* **Short task**: Every record must appear in your copy exactly as written, with no pictures.

● ● ● ● ●

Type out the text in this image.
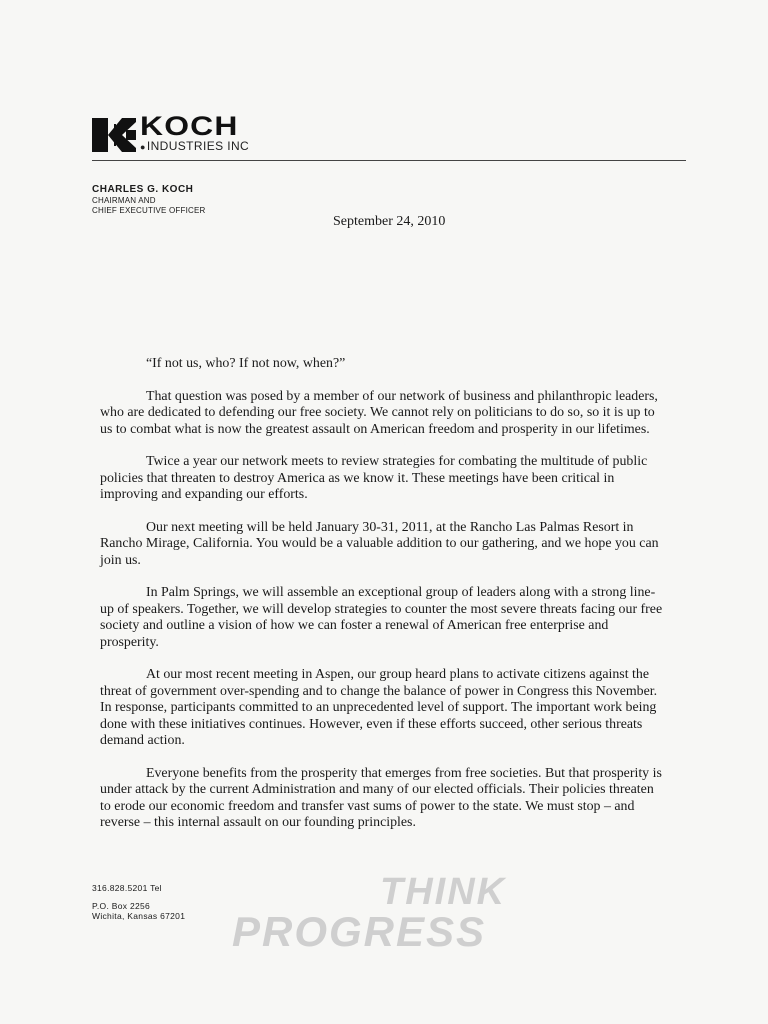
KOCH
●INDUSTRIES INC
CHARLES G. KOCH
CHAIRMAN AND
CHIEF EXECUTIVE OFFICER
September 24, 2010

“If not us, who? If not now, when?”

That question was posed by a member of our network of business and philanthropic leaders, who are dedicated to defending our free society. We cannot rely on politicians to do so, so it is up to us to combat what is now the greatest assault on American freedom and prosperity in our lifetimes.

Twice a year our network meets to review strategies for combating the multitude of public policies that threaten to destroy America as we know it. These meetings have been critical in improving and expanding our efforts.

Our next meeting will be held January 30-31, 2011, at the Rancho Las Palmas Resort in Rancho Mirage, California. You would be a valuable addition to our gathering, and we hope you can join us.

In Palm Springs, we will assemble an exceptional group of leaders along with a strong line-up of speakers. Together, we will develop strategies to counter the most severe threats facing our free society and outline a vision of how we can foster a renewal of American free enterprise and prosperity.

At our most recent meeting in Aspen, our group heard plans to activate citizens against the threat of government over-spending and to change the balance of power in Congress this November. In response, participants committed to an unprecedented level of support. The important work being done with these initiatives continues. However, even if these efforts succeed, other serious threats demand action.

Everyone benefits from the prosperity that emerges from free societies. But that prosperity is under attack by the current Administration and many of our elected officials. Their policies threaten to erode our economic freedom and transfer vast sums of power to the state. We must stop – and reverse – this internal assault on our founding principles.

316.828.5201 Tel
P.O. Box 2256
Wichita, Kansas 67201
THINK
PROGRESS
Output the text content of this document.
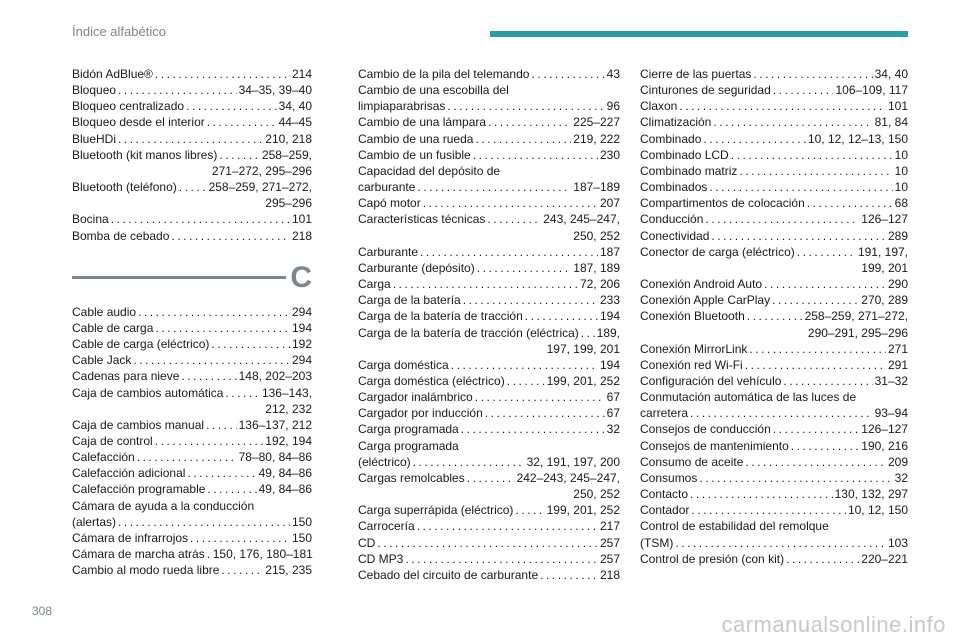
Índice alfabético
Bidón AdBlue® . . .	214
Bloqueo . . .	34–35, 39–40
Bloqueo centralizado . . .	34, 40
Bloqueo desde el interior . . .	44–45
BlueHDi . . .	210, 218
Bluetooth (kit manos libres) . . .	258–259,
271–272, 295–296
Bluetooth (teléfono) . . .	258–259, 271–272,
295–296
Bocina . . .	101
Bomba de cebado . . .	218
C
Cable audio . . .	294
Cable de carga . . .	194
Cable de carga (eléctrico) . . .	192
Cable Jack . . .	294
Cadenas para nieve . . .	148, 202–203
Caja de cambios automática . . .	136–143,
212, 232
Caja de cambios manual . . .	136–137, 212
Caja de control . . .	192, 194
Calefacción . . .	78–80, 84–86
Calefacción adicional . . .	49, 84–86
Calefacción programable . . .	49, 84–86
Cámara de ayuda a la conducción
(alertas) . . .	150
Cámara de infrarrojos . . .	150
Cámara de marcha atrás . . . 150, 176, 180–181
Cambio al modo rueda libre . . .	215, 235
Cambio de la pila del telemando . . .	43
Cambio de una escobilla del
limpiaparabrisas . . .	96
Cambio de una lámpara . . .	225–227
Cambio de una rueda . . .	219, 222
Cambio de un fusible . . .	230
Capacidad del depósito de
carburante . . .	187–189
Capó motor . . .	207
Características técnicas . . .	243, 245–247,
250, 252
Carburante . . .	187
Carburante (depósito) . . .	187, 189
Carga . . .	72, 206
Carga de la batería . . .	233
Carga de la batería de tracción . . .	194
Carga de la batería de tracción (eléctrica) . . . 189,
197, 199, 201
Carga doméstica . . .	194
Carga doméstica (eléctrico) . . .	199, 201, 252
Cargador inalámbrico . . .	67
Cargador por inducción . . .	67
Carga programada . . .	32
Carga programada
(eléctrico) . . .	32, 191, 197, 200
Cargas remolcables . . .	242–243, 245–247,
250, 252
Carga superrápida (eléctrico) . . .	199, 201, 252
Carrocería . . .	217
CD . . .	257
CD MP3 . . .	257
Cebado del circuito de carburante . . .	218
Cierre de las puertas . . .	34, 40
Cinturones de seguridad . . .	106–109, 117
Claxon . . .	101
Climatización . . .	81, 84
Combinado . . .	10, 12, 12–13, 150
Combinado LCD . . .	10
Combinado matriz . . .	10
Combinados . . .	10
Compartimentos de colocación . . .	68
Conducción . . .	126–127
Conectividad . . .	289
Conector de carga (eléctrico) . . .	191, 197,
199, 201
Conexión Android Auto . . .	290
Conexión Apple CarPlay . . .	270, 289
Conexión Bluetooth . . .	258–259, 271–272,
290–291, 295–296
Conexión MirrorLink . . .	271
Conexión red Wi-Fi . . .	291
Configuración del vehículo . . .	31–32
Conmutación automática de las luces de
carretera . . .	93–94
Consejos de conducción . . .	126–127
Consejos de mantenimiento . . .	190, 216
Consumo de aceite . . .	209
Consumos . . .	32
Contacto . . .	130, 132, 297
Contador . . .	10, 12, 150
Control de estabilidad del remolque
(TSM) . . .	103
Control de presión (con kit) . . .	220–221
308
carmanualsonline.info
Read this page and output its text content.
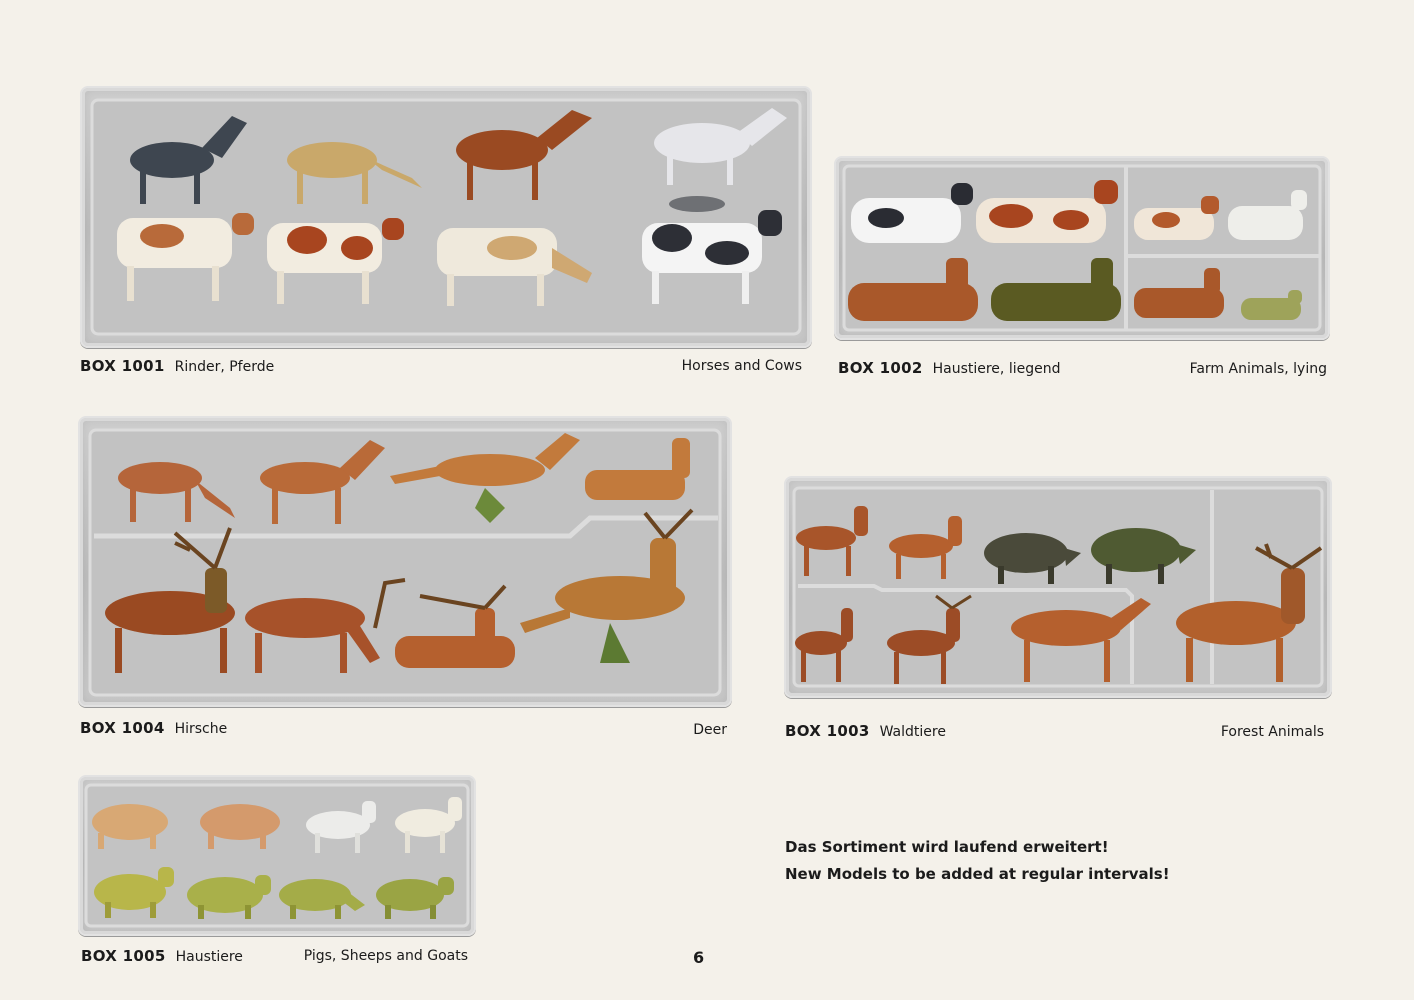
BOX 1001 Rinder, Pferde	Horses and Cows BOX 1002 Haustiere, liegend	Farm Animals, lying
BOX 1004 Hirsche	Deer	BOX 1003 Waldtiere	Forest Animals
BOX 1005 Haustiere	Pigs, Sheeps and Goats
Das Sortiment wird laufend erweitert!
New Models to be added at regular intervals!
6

● ● ● ● ●

* **Solution**:
Type out the text in this image.
KOCH
●INDUSTRIES INC
CHARLES G. KOCH
CHAIRMAN AND
CHIEF EXECUTIVE OFFICER
September 24, 2010

“If not us, who? If not now, when?”

That question was posed by a member of our network of business and philanthropic leaders, who are dedicated to defending our free society. We cannot rely on politicians to do so, so it is up to us to combat what is now the greatest assault on American freedom and prosperity in our lifetimes.

Twice a year our network meets to review strategies for combating the multitude of public policies that threaten to destroy America as we know it. These meetings have been critical in improving and expanding our efforts.

Our next meeting will be held January 30-31, 2011, at the Rancho Las Palmas Resort in Rancho Mirage, California. You would be a valuable addition to our gathering, and we hope you can join us.

In Palm Springs, we will assemble an exceptional group of leaders along with a strong line-up of speakers. Together, we will develop strategies to counter the most severe threats facing our free society and outline a vision of how we can foster a renewal of American free enterprise and prosperity.

At our most recent meeting in Aspen, our group heard plans to activate citizens against the threat of government over-spending and to change the balance of power in Congress this November. In response, participants committed to an unprecedented level of support. The important work being done with these initiatives continues. However, even if these efforts succeed, other serious threats demand action.

Everyone benefits from the prosperity that emerges from free societies. But that prosperity is under attack by the current Administration and many of our elected officials. Their policies threaten to erode our economic freedom and transfer vast sums of power to the state. We must stop – and reverse – this internal assault on our founding principles.

316.828.5201 Tel
P.O. Box 2256
Wichita, Kansas 67201
THINK
PROGRESS
Output the text content of this document.
Índice alfabético
Bidón AdBlue® . . .	214
Bloqueo . . .	34–35, 39–40
Bloqueo centralizado . . .	34, 40
Bloqueo desde el interior . . .	44–45
BlueHDi . . .	210, 218
Bluetooth (kit manos libres) . . .	258–259,
271–272, 295–296
Bluetooth (teléfono) . . .	258–259, 271–272,
295–296
Bocina . . .	101
Bomba de cebado . . .	218
C
Cable audio . . .	294
Cable de carga . . .	194
Cable de carga (eléctrico) . . .	192
Cable Jack . . .	294
Cadenas para nieve . . .	148, 202–203
Caja de cambios automática . . .	136–143,
212, 232
Caja de cambios manual . . .	136–137, 212
Caja de control . . .	192, 194
Calefacción . . .	78–80, 84–86
Calefacción adicional . . .	49, 84–86
Calefacción programable . . .	49, 84–86
Cámara de ayuda a la conducción
(alertas) . . .	150
Cámara de infrarrojos . . .	150
Cámara de marcha atrás . . . 150, 176, 180–181
Cambio al modo rueda libre . . .	215, 235
Cambio de la pila del telemando . . .	43
Cambio de una escobilla del
limpiaparabrisas . . .	96
Cambio de una lámpara . . .	225–227
Cambio de una rueda . . .	219, 222
Cambio de un fusible . . .	230
Capacidad del depósito de
carburante . . .	187–189
Capó motor . . .	207
Características técnicas . . .	243, 245–247,
250, 252
Carburante . . .	187
Carburante (depósito) . . .	187, 189
Carga . . .	72, 206
Carga de la batería . . .	233
Carga de la batería de tracción . . .	194
Carga de la batería de tracción (eléctrica) . . . 189,
197, 199, 201
Carga doméstica . . .	194
Carga doméstica (eléctrico) . . .	199, 201, 252
Cargador inalámbrico . . .	67
Cargador por inducción . . .	67
Carga programada . . .	32
Carga programada
(eléctrico) . . .	32, 191, 197, 200
Cargas remolcables . . .	242–243, 245–247,
250, 252
Carga superrápida (eléctrico) . . .	199, 201, 252
Carrocería . . .	217
CD . . .	257
CD MP3 . . .	257
Cebado del circuito de carburante . . .	218
Cierre de las puertas . . .	34, 40
Cinturones de seguridad . . .	106–109, 117
Claxon . . .	101
Climatización . . .	81, 84
Combinado . . .	10, 12, 12–13, 150
Combinado LCD . . .	10
Combinado matriz . . .	10
Combinados . . .	10
Compartimentos de colocación . . .	68
Conducción . . .	126–127
Conectividad . . .	289
Conector de carga (eléctrico) . . .	191, 197,
199, 201
Conexión Android Auto . . .	290
Conexión Apple CarPlay . . .	270, 289
Conexión Bluetooth . . .	258–259, 271–272,
290–291, 295–296
Conexión MirrorLink . . .	271
Conexión red Wi-Fi . . .	291
Configuración del vehículo . . .	31–32
Conmutación automática de las luces de
carretera . . .	93–94
Consejos de conducción . . .	126–127
Consejos de mantenimiento . . .	190, 216
Consumo de aceite . . .	209
Consumos . . .	32
Contacto . . .	130, 132, 297
Contador . . .	10, 12, 150
Control de estabilidad del remolque
(TSM) . . .	103
Control de presión (con kit) . . .	220–221
308
carmanualsonline.info
Read this page and output its text content.
BOX 1001 Rinder, Pferde	Horses and Cows BOX 1002 Haustiere, liegend	Farm Animals, lying
BOX 1004 Hirsche	Deer	BOX 1003 Waldtiere	Forest Animals
BOX 1005 Haustiere	Pigs, Sheeps and Goats
Das Sortiment wird laufend erweitert!
New Models to be added at regular intervals!
6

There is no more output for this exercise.